__GOAL__:
Wherever the string "Table" appears, copy the whole line.

## Start EXTRACTED MATERIAL

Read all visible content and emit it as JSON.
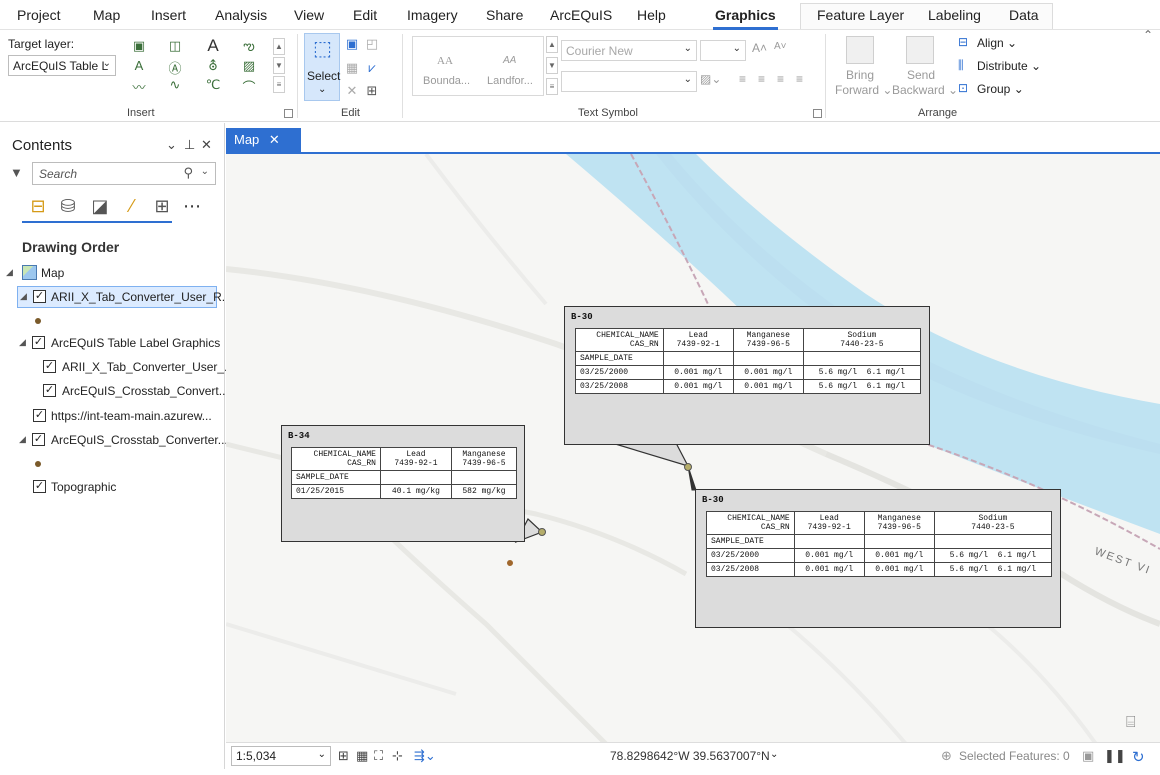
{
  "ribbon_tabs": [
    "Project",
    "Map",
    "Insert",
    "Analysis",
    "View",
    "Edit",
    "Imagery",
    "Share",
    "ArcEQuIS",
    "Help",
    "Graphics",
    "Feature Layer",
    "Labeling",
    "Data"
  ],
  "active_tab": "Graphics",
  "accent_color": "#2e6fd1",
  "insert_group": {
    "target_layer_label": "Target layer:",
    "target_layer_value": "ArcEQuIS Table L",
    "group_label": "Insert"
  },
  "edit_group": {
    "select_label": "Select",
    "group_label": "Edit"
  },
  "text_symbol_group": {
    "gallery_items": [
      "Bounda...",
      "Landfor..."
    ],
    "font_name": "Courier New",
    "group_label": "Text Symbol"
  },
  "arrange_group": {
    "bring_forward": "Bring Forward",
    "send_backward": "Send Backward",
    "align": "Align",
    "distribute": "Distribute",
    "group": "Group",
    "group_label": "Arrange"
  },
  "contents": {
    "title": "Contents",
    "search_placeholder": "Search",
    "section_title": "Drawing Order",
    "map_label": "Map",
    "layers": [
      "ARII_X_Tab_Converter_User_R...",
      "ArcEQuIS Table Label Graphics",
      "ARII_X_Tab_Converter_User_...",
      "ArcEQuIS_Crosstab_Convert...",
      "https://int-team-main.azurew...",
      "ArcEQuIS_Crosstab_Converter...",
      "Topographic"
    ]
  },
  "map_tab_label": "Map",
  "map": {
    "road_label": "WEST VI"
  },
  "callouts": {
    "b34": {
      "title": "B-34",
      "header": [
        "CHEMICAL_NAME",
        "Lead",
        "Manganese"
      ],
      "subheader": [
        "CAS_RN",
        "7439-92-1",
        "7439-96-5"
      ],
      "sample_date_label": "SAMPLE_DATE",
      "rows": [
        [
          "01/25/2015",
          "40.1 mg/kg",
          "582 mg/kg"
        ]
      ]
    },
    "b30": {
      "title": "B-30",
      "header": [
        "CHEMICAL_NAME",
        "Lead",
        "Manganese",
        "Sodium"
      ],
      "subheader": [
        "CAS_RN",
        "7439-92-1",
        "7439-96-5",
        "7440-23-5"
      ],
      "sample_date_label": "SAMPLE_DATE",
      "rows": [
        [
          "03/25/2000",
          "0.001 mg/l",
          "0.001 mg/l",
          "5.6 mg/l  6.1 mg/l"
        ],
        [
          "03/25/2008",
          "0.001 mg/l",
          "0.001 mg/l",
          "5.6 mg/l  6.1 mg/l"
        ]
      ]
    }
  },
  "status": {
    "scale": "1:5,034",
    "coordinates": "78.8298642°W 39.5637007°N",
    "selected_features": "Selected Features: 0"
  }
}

## End EXTRACTED MATERIAL

__SOLUTION FOR THIS TASK__:
    "target_layer_value": "ArcEQuIS Table L",
      "ArcEQuIS Table Label Graphics",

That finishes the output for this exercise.